-- START OF Items --

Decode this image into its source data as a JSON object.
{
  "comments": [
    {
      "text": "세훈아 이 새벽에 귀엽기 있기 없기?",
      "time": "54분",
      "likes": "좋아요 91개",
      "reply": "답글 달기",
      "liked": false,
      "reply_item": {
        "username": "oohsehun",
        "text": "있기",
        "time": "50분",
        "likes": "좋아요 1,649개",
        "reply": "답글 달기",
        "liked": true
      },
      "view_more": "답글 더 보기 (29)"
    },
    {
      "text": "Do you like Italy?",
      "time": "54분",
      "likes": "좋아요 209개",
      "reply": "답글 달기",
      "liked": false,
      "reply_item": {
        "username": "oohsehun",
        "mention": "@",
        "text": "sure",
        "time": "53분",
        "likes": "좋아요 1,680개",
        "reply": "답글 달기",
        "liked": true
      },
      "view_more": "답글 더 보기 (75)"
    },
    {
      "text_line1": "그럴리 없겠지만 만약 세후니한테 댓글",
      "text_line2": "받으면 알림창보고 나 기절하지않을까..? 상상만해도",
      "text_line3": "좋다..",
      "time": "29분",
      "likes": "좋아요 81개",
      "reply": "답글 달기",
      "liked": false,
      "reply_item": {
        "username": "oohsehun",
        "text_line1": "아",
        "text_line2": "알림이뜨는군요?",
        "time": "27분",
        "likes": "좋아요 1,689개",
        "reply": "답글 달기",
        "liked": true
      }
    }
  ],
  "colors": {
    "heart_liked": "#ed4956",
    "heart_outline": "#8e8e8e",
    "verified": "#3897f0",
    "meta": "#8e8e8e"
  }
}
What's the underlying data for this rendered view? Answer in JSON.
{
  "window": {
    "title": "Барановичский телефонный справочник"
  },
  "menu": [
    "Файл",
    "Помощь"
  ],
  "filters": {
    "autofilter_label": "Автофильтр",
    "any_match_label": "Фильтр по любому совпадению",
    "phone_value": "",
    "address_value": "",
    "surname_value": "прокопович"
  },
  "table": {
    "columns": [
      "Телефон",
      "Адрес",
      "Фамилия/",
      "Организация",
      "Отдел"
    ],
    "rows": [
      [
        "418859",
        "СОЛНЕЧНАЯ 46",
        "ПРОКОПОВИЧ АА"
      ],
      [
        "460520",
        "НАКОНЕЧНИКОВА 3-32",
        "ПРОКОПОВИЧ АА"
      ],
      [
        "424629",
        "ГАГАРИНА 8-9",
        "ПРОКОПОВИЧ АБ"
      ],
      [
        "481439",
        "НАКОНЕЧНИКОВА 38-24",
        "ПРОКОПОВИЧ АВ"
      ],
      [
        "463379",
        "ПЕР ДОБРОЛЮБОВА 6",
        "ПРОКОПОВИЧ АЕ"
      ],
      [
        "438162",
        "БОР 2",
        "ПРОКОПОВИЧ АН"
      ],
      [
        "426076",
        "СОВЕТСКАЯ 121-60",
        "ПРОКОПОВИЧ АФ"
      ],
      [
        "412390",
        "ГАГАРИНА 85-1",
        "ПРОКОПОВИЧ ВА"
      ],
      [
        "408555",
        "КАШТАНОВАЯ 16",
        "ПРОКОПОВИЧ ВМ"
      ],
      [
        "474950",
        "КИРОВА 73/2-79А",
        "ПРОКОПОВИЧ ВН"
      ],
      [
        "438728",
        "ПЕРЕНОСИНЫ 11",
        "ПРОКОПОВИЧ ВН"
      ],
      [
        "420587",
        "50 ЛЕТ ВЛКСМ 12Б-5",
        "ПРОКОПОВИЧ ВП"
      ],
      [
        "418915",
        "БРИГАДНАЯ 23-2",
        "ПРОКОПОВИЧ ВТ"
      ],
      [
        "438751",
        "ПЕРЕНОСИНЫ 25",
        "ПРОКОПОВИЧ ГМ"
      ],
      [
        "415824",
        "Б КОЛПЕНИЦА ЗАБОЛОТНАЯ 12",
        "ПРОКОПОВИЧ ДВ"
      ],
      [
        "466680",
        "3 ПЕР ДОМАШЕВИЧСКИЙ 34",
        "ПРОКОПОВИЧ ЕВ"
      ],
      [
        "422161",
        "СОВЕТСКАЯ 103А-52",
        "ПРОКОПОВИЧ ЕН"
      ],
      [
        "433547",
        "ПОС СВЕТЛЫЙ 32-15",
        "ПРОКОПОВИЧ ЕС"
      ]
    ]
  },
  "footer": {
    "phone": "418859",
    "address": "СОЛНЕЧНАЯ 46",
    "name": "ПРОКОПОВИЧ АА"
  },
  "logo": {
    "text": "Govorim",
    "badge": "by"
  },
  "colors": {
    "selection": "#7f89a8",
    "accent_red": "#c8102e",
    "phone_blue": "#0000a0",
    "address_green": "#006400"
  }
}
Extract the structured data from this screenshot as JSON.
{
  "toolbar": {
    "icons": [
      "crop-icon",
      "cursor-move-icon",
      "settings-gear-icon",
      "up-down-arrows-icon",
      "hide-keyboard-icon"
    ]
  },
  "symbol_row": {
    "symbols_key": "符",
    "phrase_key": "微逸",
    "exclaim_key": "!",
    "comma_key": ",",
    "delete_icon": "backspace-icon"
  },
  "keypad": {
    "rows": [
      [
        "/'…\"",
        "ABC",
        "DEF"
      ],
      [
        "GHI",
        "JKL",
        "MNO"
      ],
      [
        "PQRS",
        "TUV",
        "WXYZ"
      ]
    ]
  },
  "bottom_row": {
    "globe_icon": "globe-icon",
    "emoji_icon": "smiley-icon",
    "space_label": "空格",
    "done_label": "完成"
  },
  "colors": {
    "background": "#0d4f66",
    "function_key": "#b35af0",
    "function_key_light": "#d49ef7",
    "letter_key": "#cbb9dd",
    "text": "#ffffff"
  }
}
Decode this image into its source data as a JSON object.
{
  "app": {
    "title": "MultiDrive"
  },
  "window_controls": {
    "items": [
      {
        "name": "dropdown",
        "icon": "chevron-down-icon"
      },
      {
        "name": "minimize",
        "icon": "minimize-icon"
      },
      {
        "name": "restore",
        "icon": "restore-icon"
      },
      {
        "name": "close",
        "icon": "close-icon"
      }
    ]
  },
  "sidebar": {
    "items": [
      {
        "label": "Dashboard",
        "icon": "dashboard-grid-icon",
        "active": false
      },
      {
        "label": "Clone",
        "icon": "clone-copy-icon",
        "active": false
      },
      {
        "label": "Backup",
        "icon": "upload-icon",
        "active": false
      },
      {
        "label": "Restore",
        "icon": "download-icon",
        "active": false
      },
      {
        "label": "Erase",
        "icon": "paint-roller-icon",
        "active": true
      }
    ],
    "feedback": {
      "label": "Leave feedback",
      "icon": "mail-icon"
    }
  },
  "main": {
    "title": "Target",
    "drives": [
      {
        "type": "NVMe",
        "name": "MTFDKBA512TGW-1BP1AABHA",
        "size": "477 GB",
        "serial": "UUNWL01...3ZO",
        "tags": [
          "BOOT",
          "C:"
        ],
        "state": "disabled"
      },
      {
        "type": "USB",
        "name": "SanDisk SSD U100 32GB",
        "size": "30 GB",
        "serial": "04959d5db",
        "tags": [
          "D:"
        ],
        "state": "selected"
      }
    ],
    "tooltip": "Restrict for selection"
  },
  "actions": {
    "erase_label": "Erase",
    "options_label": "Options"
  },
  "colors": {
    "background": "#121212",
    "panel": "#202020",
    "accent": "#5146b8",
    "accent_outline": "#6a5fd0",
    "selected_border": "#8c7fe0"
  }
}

-- END OF Items --

### Instruction:
Return the lines above exactly, keeping every word.

### Final answer:
Decode this image into its source data as a JSON object.
{
  "comments": [
    {
      "text": "세훈아 이 새벽에 귀엽기 있기 없기?",
      "time": "54분",
      "likes": "좋아요 91개",
      "reply": "답글 달기",
      "liked": false,
      "reply_item": {
        "username": "oohsehun",
        "text": "있기",
        "time": "50분",
        "likes": "좋아요 1,649개",
        "reply": "답글 달기",
        "liked": true
      },
      "view_more": "답글 더 보기 (29)"
    },
    {
      "text": "Do you like Italy?",
      "time": "54분",
      "likes": "좋아요 209개",
      "reply": "답글 달기",
      "liked": false,
      "reply_item": {
        "username": "oohsehun",
        "mention": "@",
        "text": "sure",
        "time": "53분",
        "likes": "좋아요 1,680개",
        "reply": "답글 달기",
        "liked": true
      },
      "view_more": "답글 더 보기 (75)"
    },
    {
      "text_line1": "그럴리 없겠지만 만약 세후니한테 댓글",
      "text_line2": "받으면 알림창보고 나 기절하지않을까..? 상상만해도",
      "text_line3": "좋다..",
      "time": "29분",
      "likes": "좋아요 81개",
      "reply": "답글 달기",
      "liked": false,
      "reply_item": {
        "username": "oohsehun",
        "text_line1": "아",
        "text_line2": "알림이뜨는군요?",
        "time": "27분",
        "likes": "좋아요 1,689개",
        "reply": "답글 달기",
        "liked": true
      }
    }
  ],
  "colors": {
    "heart_liked": "#ed4956",
    "heart_outline": "#8e8e8e",
    "verified": "#3897f0",
    "meta": "#8e8e8e"
  }
}
What's the underlying data for this rendered view? Answer in JSON.
{
  "window": {
    "title": "Барановичский телефонный справочник"
  },
  "menu": [
    "Файл",
    "Помощь"
  ],
  "filters": {
    "autofilter_label": "Автофильтр",
    "any_match_label": "Фильтр по любому совпадению",
    "phone_value": "",
    "address_value": "",
    "surname_value": "прокопович"
  },
  "table": {
    "columns": [
      "Телефон",
      "Адрес",
      "Фамилия/",
      "Организация",
      "Отдел"
    ],
    "rows": [
      [
        "418859",
        "СОЛНЕЧНАЯ 46",
        "ПРОКОПОВИЧ АА"
      ],
      [
        "460520",
        "НАКОНЕЧНИКОВА 3-32",
        "ПРОКОПОВИЧ АА"
      ],
      [
        "424629",
        "ГАГАРИНА 8-9",
        "ПРОКОПОВИЧ АБ"
      ],
      [
        "481439",
        "НАКОНЕЧНИКОВА 38-24",
        "ПРОКОПОВИЧ АВ"
      ],
      [
        "463379",
        "ПЕР ДОБРОЛЮБОВА 6",
        "ПРОКОПОВИЧ АЕ"
      ],
      [
        "438162",
        "БОР 2",
        "ПРОКОПОВИЧ АН"
      ],
      [
        "426076",
        "СОВЕТСКАЯ 121-60",
        "ПРОКОПОВИЧ АФ"
      ],
      [
        "412390",
        "ГАГАРИНА 85-1",
        "ПРОКОПОВИЧ ВА"
      ],
      [
        "408555",
        "КАШТАНОВАЯ 16",
        "ПРОКОПОВИЧ ВМ"
      ],
      [
        "474950",
        "КИРОВА 73/2-79А",
        "ПРОКОПОВИЧ ВН"
      ],
      [
        "438728",
        "ПЕРЕНОСИНЫ 11",
        "ПРОКОПОВИЧ ВН"
      ],
      [
        "420587",
        "50 ЛЕТ ВЛКСМ 12Б-5",
        "ПРОКОПОВИЧ ВП"
      ],
      [
        "418915",
        "БРИГАДНАЯ 23-2",
        "ПРОКОПОВИЧ ВТ"
      ],
      [
        "438751",
        "ПЕРЕНОСИНЫ 25",
        "ПРОКОПОВИЧ ГМ"
      ],
      [
        "415824",
        "Б КОЛПЕНИЦА ЗАБОЛОТНАЯ 12",
        "ПРОКОПОВИЧ ДВ"
      ],
      [
        "466680",
        "3 ПЕР ДОМАШЕВИЧСКИЙ 34",
        "ПРОКОПОВИЧ ЕВ"
      ],
      [
        "422161",
        "СОВЕТСКАЯ 103А-52",
        "ПРОКОПОВИЧ ЕН"
      ],
      [
        "433547",
        "ПОС СВЕТЛЫЙ 32-15",
        "ПРОКОПОВИЧ ЕС"
      ]
    ]
  },
  "footer": {
    "phone": "418859",
    "address": "СОЛНЕЧНАЯ 46",
    "name": "ПРОКОПОВИЧ АА"
  },
  "logo": {
    "text": "Govorim",
    "badge": "by"
  },
  "colors": {
    "selection": "#7f89a8",
    "accent_red": "#c8102e",
    "phone_blue": "#0000a0",
    "address_green": "#006400"
  }
}
Extract the structured data from this screenshot as JSON.
{
  "toolbar": {
    "icons": [
      "crop-icon",
      "cursor-move-icon",
      "settings-gear-icon",
      "up-down-arrows-icon",
      "hide-keyboard-icon"
    ]
  },
  "symbol_row": {
    "symbols_key": "符",
    "phrase_key": "微逸",
    "exclaim_key": "!",
    "comma_key": ",",
    "delete_icon": "backspace-icon"
  },
  "keypad": {
    "rows": [
      [
        "/'…\"",
        "ABC",
        "DEF"
      ],
      [
        "GHI",
        "JKL",
        "MNO"
      ],
      [
        "PQRS",
        "TUV",
        "WXYZ"
      ]
    ]
  },
  "bottom_row": {
    "globe_icon": "globe-icon",
    "emoji_icon": "smiley-icon",
    "space_label": "空格",
    "done_label": "完成"
  },
  "colors": {
    "background": "#0d4f66",
    "function_key": "#b35af0",
    "function_key_light": "#d49ef7",
    "letter_key": "#cbb9dd",
    "text": "#ffffff"
  }
}
Decode this image into its source data as a JSON object.
{
  "app": {
    "title": "MultiDrive"
  },
  "window_controls": {
    "items": [
      {
        "name": "dropdown",
        "icon": "chevron-down-icon"
      },
      {
        "name": "minimize",
        "icon": "minimize-icon"
      },
      {
        "name": "restore",
        "icon": "restore-icon"
      },
      {
        "name": "close",
        "icon": "close-icon"
      }
    ]
  },
  "sidebar": {
    "items": [
      {
        "label": "Dashboard",
        "icon": "dashboard-grid-icon",
        "active": false
      },
      {
        "label": "Clone",
        "icon": "clone-copy-icon",
        "active": false
      },
      {
        "label": "Backup",
        "icon": "upload-icon",
        "active": false
      },
      {
        "label": "Restore",
        "icon": "download-icon",
        "active": false
      },
      {
        "label": "Erase",
        "icon": "paint-roller-icon",
        "active": true
      }
    ],
    "feedback": {
      "label": "Leave feedback",
      "icon": "mail-icon"
    }
  },
  "main": {
    "title": "Target",
    "drives": [
      {
        "type": "NVMe",
        "name": "MTFDKBA512TGW-1BP1AABHA",
        "size": "477 GB",
        "serial": "UUNWL01...3ZO",
        "tags": [
          "BOOT",
          "C:"
        ],
        "state": "disabled"
      },
      {
        "type": "USB",
        "name": "SanDisk SSD U100 32GB",
        "size": "30 GB",
        "serial": "04959d5db",
        "tags": [
          "D:"
        ],
        "state": "selected"
      }
    ],
    "tooltip": "Restrict for selection"
  },
  "actions": {
    "erase_label": "Erase",
    "options_label": "Options"
  },
  "colors": {
    "background": "#121212",
    "panel": "#202020",
    "accent": "#5146b8",
    "accent_outline": "#6a5fd0",
    "selected_border": "#8c7fe0"
  }
}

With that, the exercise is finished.